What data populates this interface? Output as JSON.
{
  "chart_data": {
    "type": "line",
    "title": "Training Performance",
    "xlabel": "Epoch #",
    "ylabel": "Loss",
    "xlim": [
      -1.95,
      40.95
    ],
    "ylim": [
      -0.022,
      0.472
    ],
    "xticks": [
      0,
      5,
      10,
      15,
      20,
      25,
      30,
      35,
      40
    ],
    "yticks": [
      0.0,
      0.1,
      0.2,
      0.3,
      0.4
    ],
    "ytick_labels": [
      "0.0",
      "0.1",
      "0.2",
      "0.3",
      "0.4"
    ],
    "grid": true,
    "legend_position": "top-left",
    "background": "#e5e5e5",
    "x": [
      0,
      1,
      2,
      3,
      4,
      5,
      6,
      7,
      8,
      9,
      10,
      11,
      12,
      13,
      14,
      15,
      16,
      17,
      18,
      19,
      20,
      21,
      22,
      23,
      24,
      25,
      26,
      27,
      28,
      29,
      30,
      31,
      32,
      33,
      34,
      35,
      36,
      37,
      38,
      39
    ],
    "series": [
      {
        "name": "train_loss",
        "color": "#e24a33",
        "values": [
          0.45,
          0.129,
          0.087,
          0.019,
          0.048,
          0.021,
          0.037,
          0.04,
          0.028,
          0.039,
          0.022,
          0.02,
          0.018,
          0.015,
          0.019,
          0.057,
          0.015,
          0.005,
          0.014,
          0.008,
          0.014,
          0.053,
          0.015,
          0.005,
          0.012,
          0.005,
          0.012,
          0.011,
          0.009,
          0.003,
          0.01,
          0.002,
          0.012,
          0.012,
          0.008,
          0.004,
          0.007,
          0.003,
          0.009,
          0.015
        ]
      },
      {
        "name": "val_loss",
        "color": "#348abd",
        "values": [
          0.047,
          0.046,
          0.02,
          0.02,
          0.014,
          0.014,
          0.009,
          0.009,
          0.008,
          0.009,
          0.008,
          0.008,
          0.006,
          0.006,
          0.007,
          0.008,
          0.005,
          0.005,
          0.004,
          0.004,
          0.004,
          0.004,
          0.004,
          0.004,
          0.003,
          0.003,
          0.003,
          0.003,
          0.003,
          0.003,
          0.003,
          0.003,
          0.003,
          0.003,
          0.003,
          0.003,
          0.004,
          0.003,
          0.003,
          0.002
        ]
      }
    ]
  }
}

**What is required**
Transcribe every record above exactly as it appears.

**Exercise response**
What data populates this interface? Output as JSON.
{
  "chart_data": {
    "type": "line",
    "title": "Training Performance",
    "xlabel": "Epoch #",
    "ylabel": "Loss",
    "xlim": [
      -1.95,
      40.95
    ],
    "ylim": [
      -0.022,
      0.472
    ],
    "xticks": [
      0,
      5,
      10,
      15,
      20,
      25,
      30,
      35,
      40
    ],
    "yticks": [
      0.0,
      0.1,
      0.2,
      0.3,
      0.4
    ],
    "ytick_labels": [
      "0.0",
      "0.1",
      "0.2",
      "0.3",
      "0.4"
    ],
    "grid": true,
    "legend_position": "top-left",
    "background": "#e5e5e5",
    "x": [
      0,
      1,
      2,
      3,
      4,
      5,
      6,
      7,
      8,
      9,
      10,
      11,
      12,
      13,
      14,
      15,
      16,
      17,
      18,
      19,
      20,
      21,
      22,
      23,
      24,
      25,
      26,
      27,
      28,
      29,
      30,
      31,
      32,
      33,
      34,
      35,
      36,
      37,
      38,
      39
    ],
    "series": [
      {
        "name": "train_loss",
        "color": "#e24a33",
        "values": [
          0.45,
          0.129,
          0.087,
          0.019,
          0.048,
          0.021,
          0.037,
          0.04,
          0.028,
          0.039,
          0.022,
          0.02,
          0.018,
          0.015,
          0.019,
          0.057,
          0.015,
          0.005,
          0.014,
          0.008,
          0.014,
          0.053,
          0.015,
          0.005,
          0.012,
          0.005,
          0.012,
          0.011,
          0.009,
          0.003,
          0.01,
          0.002,
          0.012,
          0.012,
          0.008,
          0.004,
          0.007,
          0.003,
          0.009,
          0.015
        ]
      },
      {
        "name": "val_loss",
        "color": "#348abd",
        "values": [
          0.047,
          0.046,
          0.02,
          0.02,
          0.014,
          0.014,
          0.009,
          0.009,
          0.008,
          0.009,
          0.008,
          0.008,
          0.006,
          0.006,
          0.007,
          0.008,
          0.005,
          0.005,
          0.004,
          0.004,
          0.004,
          0.004,
          0.004,
          0.004,
          0.003,
          0.003,
          0.003,
          0.003,
          0.003,
          0.003,
          0.003,
          0.003,
          0.003,
          0.003,
          0.003,
          0.003,
          0.004,
          0.003,
          0.003,
          0.002
        ]
      }
    ]
  }
}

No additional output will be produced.